_WHAT YOU HAVE TO DO:_
Gather all lines in the entries below that include the word "milliGy".

• • • •

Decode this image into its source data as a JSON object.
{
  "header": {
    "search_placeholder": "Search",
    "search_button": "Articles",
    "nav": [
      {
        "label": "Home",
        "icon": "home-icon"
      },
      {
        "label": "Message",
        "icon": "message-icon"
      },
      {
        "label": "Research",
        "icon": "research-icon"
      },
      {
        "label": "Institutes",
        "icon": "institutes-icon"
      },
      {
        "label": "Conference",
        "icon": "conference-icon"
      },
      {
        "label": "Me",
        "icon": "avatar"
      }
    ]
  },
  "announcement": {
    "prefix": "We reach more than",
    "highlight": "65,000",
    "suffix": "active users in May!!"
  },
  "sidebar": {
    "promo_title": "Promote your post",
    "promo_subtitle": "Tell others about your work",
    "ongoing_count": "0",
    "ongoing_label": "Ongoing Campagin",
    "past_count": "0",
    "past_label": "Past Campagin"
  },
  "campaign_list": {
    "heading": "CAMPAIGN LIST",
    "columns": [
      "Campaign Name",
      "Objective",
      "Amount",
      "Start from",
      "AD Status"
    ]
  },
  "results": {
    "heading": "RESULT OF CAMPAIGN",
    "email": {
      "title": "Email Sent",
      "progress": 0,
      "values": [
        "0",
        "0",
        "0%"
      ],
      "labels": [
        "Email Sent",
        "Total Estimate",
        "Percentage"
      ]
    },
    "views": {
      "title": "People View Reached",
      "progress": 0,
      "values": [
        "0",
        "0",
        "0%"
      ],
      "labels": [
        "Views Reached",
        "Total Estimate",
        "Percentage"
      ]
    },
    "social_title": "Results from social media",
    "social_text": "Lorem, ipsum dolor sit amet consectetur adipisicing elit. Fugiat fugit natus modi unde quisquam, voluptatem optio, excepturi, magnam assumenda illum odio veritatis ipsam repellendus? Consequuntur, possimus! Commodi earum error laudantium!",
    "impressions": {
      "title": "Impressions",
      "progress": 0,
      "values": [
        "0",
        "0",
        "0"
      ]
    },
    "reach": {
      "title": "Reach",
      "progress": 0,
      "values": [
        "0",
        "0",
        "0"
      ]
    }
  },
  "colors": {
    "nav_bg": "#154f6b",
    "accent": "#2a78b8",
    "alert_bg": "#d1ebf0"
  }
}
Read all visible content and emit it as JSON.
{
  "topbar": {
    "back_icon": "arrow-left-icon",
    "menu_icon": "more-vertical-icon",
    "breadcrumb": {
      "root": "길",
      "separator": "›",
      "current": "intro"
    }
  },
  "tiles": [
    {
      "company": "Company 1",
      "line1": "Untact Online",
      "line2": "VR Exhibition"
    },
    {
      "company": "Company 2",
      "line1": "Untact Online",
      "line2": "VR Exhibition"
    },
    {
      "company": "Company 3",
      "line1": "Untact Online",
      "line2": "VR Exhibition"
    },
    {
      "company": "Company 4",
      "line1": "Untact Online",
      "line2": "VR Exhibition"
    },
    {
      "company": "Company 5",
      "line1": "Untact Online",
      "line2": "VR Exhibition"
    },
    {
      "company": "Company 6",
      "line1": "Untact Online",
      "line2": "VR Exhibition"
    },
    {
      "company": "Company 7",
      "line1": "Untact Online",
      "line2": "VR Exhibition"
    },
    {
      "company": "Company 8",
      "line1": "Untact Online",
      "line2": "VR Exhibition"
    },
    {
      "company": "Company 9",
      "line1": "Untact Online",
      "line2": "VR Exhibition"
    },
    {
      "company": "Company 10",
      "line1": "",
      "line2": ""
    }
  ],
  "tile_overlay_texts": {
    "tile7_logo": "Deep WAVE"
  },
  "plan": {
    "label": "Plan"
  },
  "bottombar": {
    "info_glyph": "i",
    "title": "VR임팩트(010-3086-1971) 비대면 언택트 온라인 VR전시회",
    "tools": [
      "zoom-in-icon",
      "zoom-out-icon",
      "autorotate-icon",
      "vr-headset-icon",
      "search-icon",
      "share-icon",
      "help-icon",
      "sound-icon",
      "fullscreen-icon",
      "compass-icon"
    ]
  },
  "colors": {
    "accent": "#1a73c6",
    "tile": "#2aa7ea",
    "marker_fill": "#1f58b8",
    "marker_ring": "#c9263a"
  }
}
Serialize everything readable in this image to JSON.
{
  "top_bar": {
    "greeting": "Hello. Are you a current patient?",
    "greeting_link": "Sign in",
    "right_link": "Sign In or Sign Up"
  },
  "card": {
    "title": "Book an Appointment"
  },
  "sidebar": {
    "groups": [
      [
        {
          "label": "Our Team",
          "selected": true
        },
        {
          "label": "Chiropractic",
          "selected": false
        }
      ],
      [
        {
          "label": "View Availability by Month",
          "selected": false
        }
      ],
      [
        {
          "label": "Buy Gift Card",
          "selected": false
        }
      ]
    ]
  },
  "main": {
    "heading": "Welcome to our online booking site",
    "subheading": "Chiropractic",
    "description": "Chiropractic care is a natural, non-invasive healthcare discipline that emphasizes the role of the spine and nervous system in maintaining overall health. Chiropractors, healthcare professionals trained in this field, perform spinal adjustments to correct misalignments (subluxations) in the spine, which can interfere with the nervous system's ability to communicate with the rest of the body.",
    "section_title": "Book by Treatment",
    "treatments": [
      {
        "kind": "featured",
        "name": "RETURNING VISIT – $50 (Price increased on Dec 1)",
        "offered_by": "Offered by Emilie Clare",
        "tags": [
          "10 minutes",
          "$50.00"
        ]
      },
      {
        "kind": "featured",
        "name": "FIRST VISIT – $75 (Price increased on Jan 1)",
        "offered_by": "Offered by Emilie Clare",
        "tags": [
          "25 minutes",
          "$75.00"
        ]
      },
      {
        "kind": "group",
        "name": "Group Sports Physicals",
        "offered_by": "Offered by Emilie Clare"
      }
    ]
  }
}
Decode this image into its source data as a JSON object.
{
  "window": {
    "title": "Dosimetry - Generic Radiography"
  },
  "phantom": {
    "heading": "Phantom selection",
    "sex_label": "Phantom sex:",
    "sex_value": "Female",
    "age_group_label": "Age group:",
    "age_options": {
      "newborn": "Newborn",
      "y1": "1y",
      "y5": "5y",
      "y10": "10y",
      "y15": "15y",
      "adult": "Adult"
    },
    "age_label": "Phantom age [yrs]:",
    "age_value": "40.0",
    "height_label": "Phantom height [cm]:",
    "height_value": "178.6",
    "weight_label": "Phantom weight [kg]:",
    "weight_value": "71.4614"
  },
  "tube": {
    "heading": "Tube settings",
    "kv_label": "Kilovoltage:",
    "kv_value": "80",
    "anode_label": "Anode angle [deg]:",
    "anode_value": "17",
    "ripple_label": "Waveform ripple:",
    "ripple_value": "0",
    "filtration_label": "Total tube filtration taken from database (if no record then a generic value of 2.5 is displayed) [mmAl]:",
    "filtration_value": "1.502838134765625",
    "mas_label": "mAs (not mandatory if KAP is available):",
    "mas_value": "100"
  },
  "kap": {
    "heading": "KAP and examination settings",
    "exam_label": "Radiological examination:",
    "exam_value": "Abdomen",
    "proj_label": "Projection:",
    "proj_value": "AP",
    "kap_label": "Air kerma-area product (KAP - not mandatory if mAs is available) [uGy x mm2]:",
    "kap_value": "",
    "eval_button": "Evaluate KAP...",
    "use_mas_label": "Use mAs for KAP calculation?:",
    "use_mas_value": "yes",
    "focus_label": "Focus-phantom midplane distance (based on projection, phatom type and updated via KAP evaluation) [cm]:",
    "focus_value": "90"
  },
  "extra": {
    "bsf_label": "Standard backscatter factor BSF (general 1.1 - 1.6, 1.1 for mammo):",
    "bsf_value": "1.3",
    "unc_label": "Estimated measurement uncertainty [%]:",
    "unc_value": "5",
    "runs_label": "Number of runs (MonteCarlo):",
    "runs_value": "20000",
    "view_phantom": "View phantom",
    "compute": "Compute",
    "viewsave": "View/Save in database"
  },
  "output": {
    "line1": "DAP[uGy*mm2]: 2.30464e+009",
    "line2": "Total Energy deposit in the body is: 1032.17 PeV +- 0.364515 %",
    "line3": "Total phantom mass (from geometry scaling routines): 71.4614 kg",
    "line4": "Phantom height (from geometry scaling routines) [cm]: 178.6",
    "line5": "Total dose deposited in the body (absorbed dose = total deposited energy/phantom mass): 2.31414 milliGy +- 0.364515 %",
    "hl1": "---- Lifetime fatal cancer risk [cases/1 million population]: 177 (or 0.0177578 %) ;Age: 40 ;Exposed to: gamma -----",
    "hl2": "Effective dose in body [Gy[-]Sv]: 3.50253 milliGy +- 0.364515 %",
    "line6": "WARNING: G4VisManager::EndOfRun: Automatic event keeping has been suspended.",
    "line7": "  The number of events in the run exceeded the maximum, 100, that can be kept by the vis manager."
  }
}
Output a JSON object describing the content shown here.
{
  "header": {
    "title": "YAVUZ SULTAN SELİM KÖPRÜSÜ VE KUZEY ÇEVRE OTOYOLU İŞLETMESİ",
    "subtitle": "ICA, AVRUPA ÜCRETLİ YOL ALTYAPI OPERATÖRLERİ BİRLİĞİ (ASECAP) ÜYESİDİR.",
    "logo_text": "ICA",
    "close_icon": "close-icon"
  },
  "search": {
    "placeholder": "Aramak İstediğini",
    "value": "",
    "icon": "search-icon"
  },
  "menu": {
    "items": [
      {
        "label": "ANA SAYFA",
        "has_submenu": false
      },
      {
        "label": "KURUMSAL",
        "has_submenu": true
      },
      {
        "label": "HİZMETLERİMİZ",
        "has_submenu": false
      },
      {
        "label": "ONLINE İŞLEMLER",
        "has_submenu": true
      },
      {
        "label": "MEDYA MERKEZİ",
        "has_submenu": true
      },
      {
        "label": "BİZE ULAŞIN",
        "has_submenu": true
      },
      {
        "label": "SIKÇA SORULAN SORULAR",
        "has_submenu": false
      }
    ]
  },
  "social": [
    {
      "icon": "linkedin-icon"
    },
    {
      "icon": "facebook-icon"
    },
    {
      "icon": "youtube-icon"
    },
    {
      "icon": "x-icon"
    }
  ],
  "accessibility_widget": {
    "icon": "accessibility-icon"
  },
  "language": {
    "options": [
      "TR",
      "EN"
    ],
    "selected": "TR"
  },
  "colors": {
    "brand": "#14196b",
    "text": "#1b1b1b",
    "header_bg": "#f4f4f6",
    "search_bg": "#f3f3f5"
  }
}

• • • •

_REPLY TO THE TASK:_
    "line5": "Total dose deposited in the body (absorbed dose = total deposited energy/phantom mass): 2.31414 milliGy +- 0.364515 %",
    "hl2": "Effective dose in body [Gy[-]Sv]: 3.50253 milliGy +- 0.364515 %",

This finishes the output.